Request
Keep only those lines of the records that include the string "tell".

----------

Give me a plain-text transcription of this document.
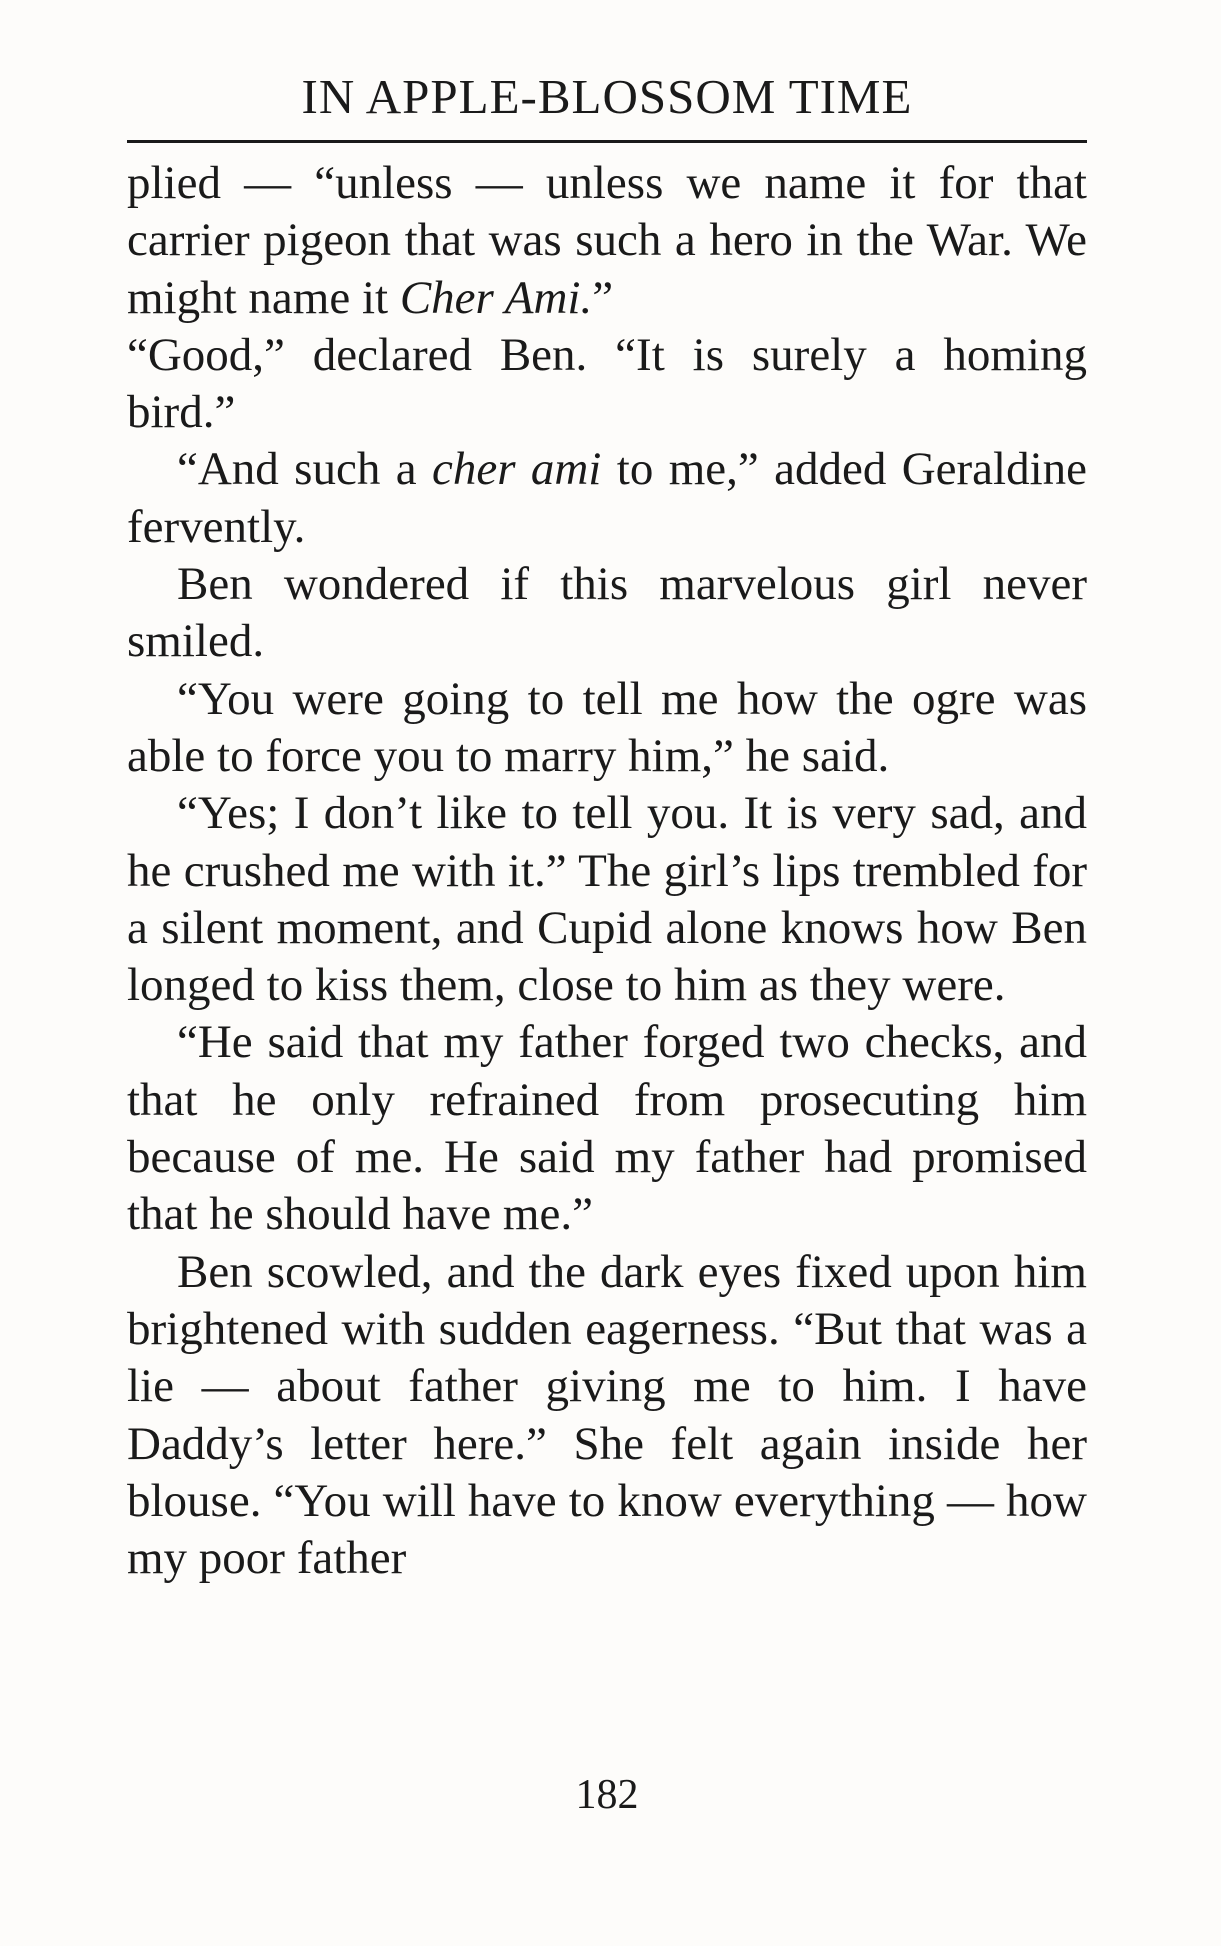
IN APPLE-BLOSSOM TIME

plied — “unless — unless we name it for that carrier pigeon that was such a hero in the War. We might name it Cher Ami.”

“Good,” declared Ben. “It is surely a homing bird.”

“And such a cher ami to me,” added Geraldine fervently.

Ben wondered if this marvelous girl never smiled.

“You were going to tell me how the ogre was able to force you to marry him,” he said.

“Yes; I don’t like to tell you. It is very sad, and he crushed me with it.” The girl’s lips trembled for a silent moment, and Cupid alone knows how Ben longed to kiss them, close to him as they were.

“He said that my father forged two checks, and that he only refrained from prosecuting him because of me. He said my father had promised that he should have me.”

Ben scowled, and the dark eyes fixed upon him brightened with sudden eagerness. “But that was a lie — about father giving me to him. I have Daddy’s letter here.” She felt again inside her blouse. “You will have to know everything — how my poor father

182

----------

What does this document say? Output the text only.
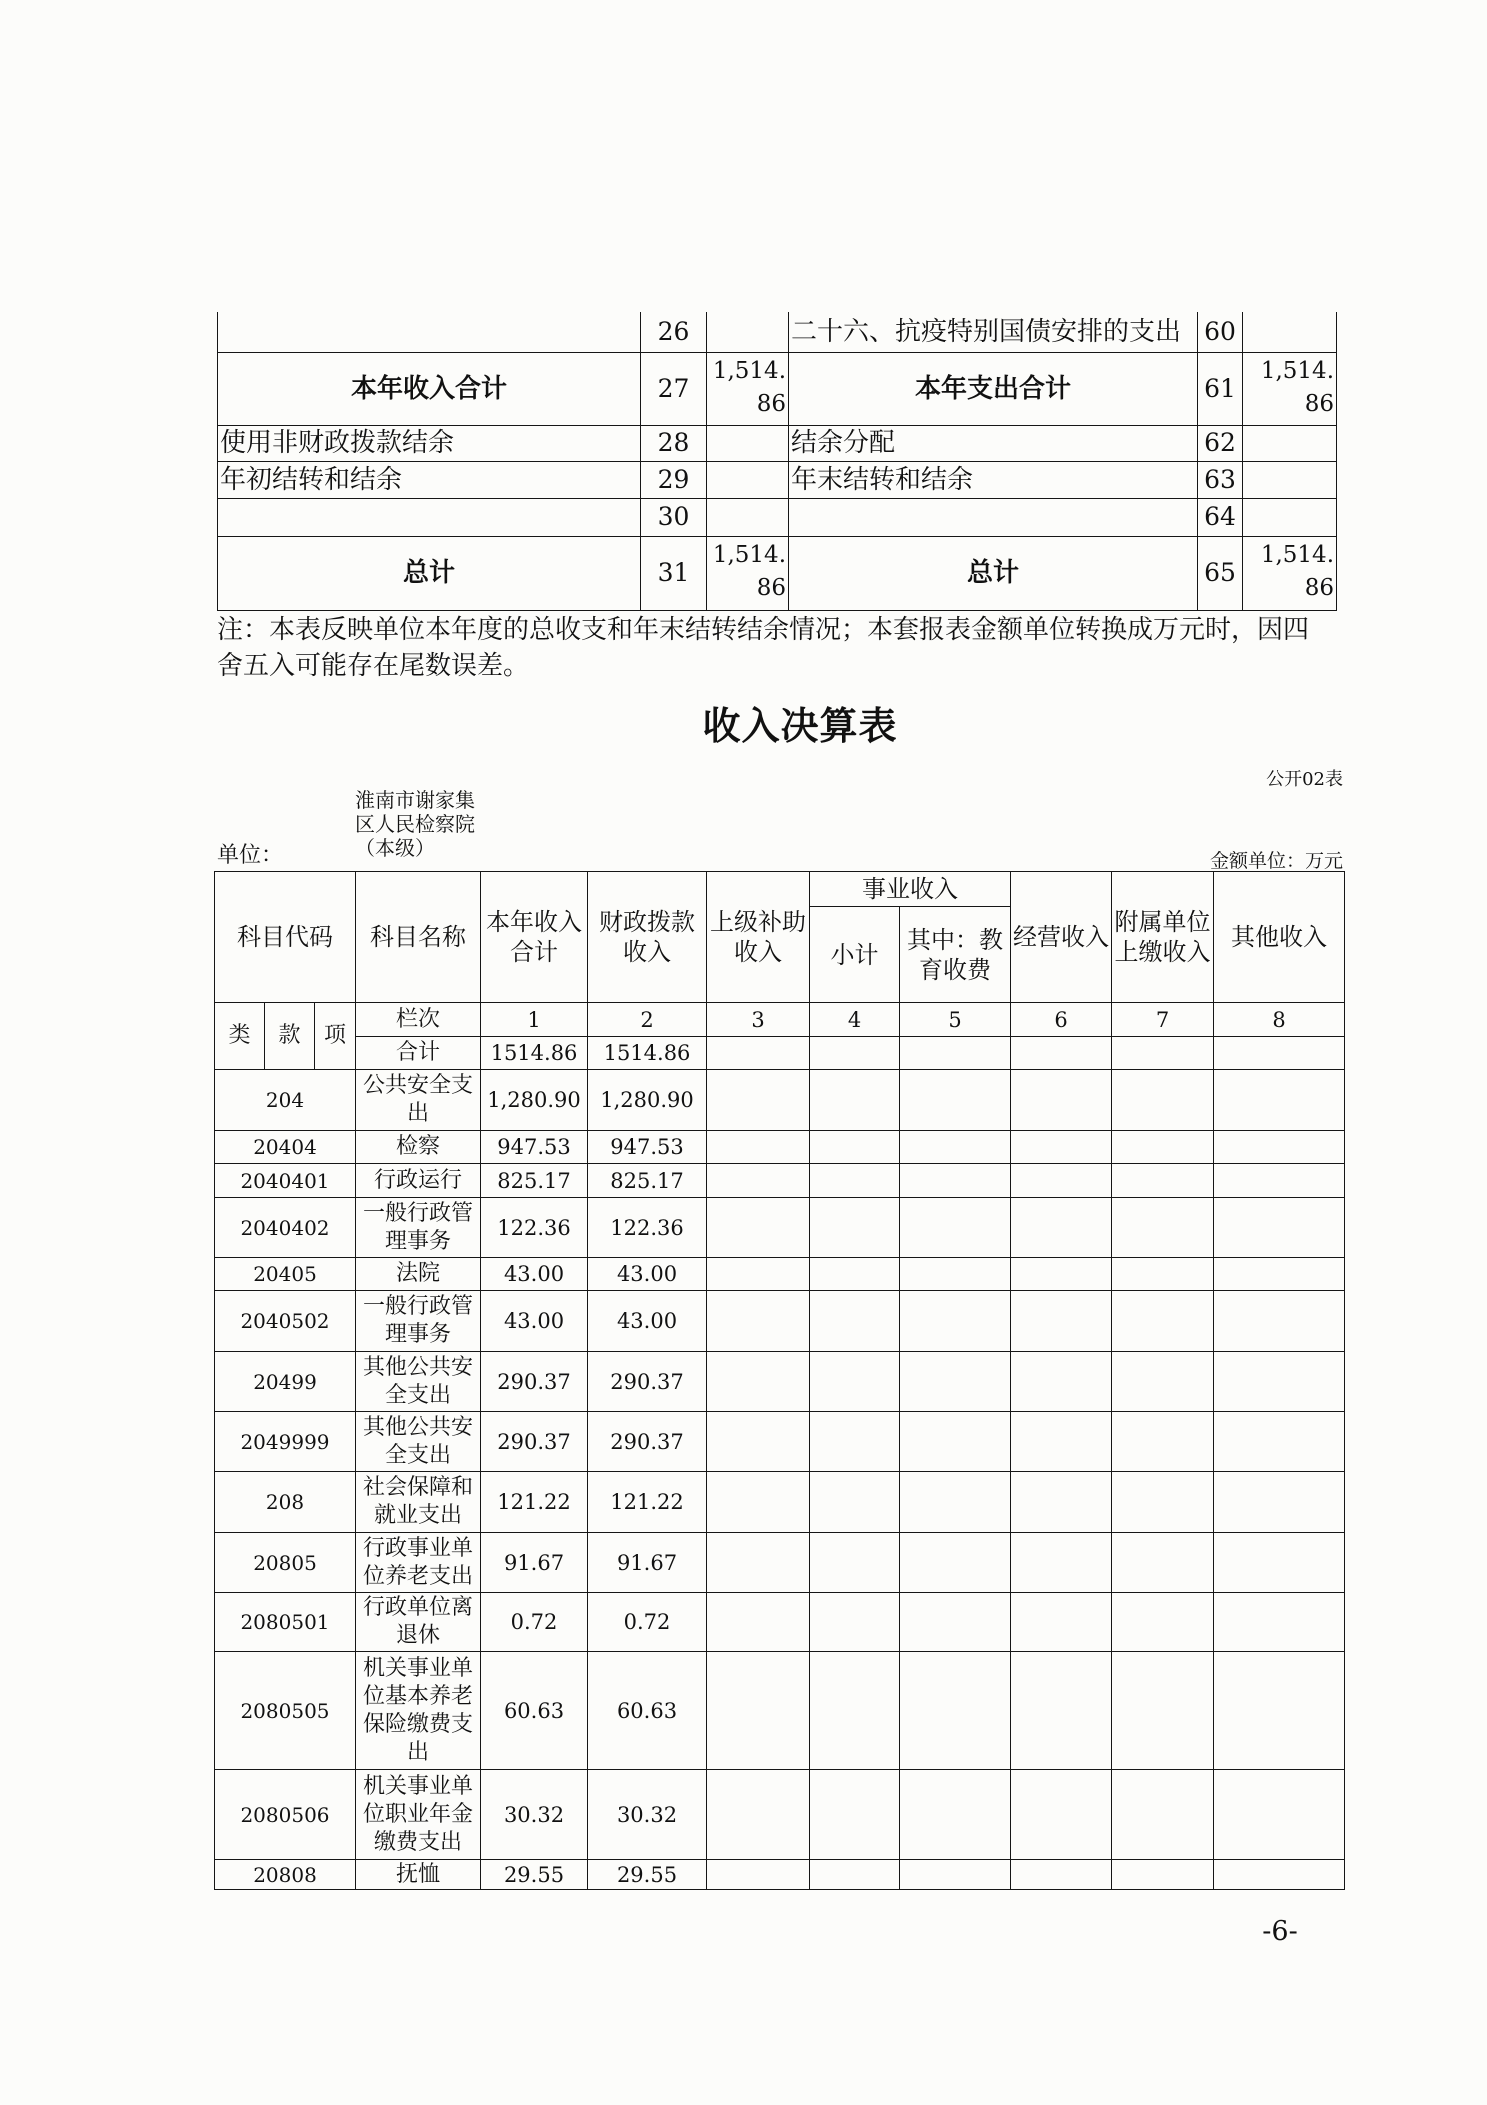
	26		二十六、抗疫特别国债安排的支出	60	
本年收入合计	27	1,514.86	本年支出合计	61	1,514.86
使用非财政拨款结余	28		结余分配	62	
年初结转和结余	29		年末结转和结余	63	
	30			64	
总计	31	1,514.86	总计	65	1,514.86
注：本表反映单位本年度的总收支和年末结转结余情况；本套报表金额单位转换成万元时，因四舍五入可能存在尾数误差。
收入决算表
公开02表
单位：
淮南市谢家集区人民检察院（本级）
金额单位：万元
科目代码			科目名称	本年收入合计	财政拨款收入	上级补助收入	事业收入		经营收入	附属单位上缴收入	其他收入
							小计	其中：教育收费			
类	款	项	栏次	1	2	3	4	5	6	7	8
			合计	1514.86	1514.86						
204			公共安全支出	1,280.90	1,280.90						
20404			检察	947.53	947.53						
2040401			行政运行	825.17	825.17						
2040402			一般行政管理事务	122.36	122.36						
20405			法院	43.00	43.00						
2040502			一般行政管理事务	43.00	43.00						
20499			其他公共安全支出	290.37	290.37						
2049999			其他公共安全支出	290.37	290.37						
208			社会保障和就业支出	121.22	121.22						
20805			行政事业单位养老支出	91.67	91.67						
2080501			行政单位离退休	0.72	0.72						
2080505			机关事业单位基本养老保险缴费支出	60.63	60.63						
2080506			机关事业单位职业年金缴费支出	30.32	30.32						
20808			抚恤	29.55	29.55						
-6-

----------

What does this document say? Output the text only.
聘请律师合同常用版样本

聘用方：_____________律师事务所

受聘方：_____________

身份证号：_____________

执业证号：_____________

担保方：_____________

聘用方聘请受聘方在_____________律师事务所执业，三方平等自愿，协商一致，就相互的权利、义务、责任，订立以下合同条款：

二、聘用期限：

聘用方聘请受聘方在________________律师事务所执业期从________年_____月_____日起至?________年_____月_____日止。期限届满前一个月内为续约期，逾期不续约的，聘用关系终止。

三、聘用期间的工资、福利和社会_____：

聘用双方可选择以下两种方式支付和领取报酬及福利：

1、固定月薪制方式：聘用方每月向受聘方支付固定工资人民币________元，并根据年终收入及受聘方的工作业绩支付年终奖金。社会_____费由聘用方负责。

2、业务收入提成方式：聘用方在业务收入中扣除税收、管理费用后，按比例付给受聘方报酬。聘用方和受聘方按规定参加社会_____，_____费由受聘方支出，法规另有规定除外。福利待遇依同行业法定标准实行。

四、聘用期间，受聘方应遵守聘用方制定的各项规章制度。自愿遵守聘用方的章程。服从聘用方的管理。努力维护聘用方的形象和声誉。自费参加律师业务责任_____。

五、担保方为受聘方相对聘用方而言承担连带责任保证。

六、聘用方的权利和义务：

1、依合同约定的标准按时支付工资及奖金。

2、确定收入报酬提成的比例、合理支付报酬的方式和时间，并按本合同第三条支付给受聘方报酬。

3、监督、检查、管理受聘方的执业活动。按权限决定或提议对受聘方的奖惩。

----------

Answer to this exercise
“You were going to tell me how the ogre was able to force you to marry him,” he said.
“Yes; I don’t like to tell you. It is very sad, and he crushed me with it.” The girl’s lips trembled for a silent moment, and Cupid alone knows how Ben longed to kiss them, close to him as they were.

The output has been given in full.